Leave out the pictures and reproduce all of the data exactly.

Data listing

╭──

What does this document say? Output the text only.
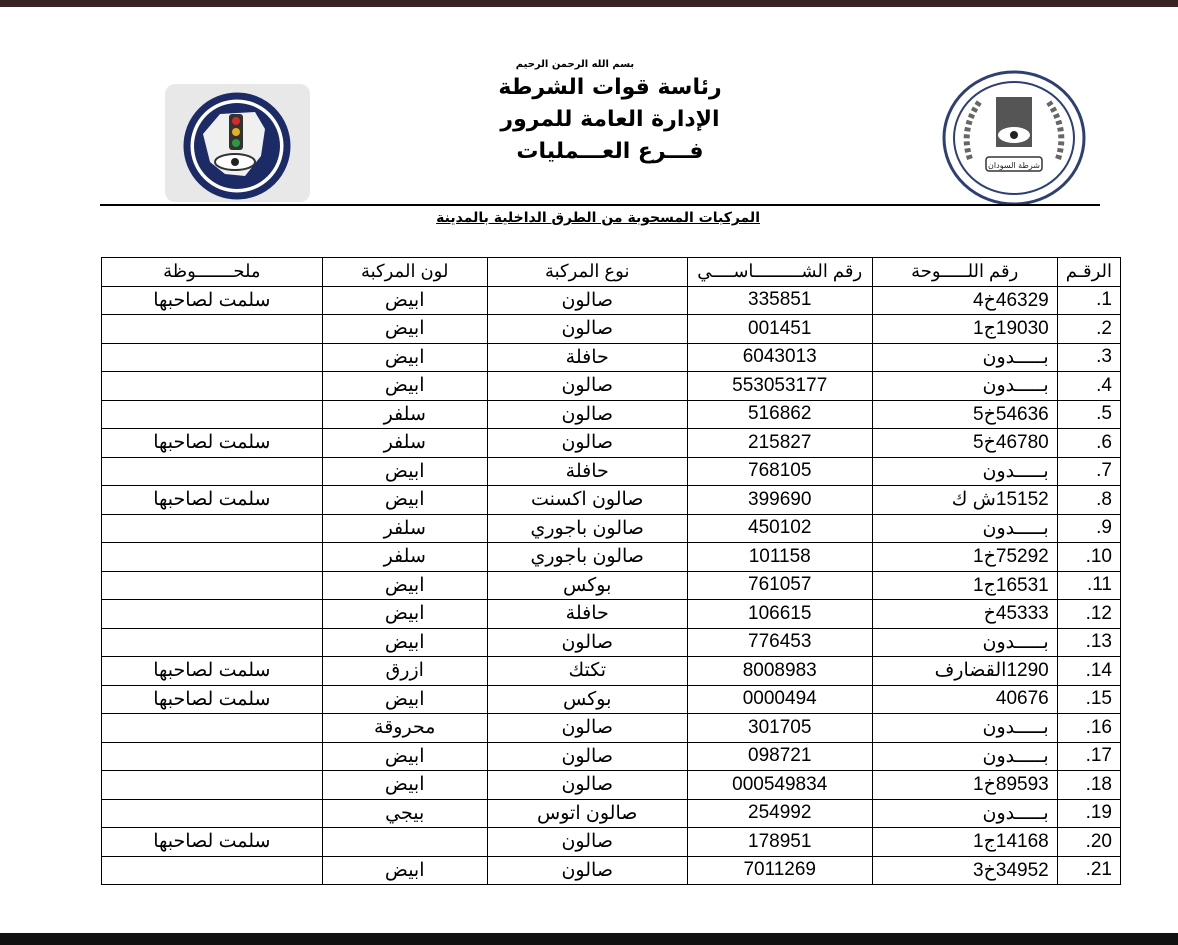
بسم الله الرحمن الرحيم
رئاسة قوات الشرطة
الإدارة العامة للمرور
فـــرع العـــمليات
شرطة السودان
المركبات المسحوبة من الطرق الداخلية بالمدينة
الرقـم	رقم اللـــــوحة	رقم الشـــــــــاســــي	نوع المركبة	لون المركبة	ملحـــــــوظة
1.	46329خ4	335851	صالون	ابيض	سلمت لصاحبها
2.	19030ج1	001451	صالون	ابيض	
3.	بـــــدون	6043013	حافلة	ابيض	
4.	بـــــدون	553053177	صالون	ابيض	
5.	54636خ5	516862	صالون	سلفر	
6.	46780خ5	215827	صالون	سلفر	سلمت لصاحبها
7.	بـــــدون	768105	حافلة	ابيض	
8.	15152ش ك	399690	صالون اكسنت	ابيض	سلمت لصاحبها
9.	بـــــدون	450102	صالون باجوري	سلفر	
10.	75292خ1	101158	صالون باجوري	سلفر	
11.	16531ج1	761057	بوكس	ابيض	
12.	45333خ	106615	حافلة	ابيض	
13.	بـــــدون	776453	صالون	ابيض	
14.	1290القضارف	8008983	تكتك	ازرق	سلمت لصاحبها
15.	40676	0000494	بوكس	ابيض	سلمت لصاحبها
16.	بـــــدون	301705	صالون	محروقة	
17.	بـــــدون	098721	صالون	ابيض	
18.	89593خ1	000549834	صالون	ابيض	
19.	بـــــدون	254992	صالون اتوس	بيجي	
20.	14168ج1	178951	صالون		سلمت لصاحبها
21.	34952خ3	7011269	صالون	ابيض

╰──

» SOLUTION TO THE EXERCISE
What does this document say? Output the text only.
بسم الله الرحمن الرحيم
رئاسة قوات الشرطة
الإدارة العامة للمرور
فـــرع العـــمليات
شرطة السودان
المركبات المسحوبة من الطرق الداخلية بالمدينة
الرقـم	رقم اللـــــوحة	رقم الشـــــــــاســــي	نوع المركبة	لون المركبة	ملحـــــــوظة
1.	46329خ4	335851	صالون	ابيض	سلمت لصاحبها
2.	19030ج1	001451	صالون	ابيض	
3.	بـــــدون	6043013	حافلة	ابيض	
4.	بـــــدون	553053177	صالون	ابيض	
5.	54636خ5	516862	صالون	سلفر	
6.	46780خ5	215827	صالون	سلفر	سلمت لصاحبها
7.	بـــــدون	768105	حافلة	ابيض	
8.	15152ش ك	399690	صالون اكسنت	ابيض	سلمت لصاحبها
9.	بـــــدون	450102	صالون باجوري	سلفر	
10.	75292خ1	101158	صالون باجوري	سلفر	
11.	16531ج1	761057	بوكس	ابيض	
12.	45333خ	106615	حافلة	ابيض	
13.	بـــــدون	776453	صالون	ابيض	
14.	1290القضارف	8008983	تكتك	ازرق	سلمت لصاحبها
15.	40676	0000494	بوكس	ابيض	سلمت لصاحبها
16.	بـــــدون	301705	صالون	محروقة	
17.	بـــــدون	098721	صالون	ابيض	
18.	89593خ1	000549834	صالون	ابيض	
19.	بـــــدون	254992	صالون اتوس	بيجي	
20.	14168ج1	178951	صالون		سلمت لصاحبها
21.	34952خ3	7011269	صالون	ابيض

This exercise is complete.